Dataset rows
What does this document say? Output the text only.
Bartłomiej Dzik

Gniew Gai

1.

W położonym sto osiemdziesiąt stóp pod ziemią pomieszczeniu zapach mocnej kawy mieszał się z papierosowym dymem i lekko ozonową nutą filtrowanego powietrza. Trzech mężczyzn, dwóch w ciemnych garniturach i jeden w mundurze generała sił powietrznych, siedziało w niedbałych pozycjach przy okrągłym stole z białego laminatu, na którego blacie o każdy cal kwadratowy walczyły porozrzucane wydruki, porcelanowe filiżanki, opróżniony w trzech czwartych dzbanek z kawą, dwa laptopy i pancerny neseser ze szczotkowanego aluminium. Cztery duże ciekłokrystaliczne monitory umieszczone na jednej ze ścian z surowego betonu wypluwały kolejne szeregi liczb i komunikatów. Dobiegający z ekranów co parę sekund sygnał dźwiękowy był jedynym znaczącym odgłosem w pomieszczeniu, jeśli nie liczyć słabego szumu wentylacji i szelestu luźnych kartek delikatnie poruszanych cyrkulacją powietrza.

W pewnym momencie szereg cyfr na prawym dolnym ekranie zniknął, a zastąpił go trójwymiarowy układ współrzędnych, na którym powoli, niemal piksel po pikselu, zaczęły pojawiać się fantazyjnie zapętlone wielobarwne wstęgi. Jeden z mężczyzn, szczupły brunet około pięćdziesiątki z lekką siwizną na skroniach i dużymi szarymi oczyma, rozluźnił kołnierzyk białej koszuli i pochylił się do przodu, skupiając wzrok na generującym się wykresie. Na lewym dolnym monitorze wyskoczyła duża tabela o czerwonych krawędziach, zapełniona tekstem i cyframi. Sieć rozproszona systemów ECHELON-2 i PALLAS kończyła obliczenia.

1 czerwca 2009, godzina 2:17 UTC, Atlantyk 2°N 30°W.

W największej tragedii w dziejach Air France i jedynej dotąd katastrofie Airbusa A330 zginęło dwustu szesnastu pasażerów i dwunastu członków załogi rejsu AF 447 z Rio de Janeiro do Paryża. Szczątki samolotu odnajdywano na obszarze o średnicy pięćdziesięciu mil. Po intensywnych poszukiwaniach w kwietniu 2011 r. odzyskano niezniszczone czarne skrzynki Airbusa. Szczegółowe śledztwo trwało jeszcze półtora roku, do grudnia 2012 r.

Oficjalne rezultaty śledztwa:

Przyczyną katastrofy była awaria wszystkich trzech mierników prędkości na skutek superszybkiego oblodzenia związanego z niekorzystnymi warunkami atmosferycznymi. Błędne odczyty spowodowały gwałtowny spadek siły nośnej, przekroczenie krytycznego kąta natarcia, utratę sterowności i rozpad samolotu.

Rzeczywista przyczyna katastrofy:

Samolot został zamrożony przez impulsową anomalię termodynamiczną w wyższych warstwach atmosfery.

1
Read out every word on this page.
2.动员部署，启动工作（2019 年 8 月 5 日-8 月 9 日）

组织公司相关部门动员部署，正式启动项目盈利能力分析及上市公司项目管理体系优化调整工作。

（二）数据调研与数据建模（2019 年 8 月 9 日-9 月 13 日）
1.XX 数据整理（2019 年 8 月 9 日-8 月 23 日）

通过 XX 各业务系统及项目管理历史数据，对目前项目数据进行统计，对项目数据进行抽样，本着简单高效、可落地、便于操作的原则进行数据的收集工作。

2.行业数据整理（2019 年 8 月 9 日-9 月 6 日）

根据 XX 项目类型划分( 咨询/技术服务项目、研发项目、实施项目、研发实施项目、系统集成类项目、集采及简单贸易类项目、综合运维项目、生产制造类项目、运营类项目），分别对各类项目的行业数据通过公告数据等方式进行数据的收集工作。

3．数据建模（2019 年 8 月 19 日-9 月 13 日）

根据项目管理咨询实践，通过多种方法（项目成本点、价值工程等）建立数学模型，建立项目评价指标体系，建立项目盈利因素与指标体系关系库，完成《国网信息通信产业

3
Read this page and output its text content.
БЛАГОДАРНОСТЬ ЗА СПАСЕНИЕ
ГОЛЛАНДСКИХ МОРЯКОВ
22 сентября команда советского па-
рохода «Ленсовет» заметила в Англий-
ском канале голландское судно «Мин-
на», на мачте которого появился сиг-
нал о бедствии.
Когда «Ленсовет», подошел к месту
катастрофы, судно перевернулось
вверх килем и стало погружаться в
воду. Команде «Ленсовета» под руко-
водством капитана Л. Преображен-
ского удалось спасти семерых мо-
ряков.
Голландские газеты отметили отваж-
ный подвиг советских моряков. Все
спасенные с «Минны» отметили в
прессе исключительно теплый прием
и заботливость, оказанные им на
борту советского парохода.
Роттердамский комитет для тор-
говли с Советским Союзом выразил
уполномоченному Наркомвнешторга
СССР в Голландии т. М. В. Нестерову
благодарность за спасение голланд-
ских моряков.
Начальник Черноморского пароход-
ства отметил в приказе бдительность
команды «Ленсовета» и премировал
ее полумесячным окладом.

» Problem details: The lines above form a set of records; determine how many of them contain the string "Read" and give that number alone.

» Exercise solution: 2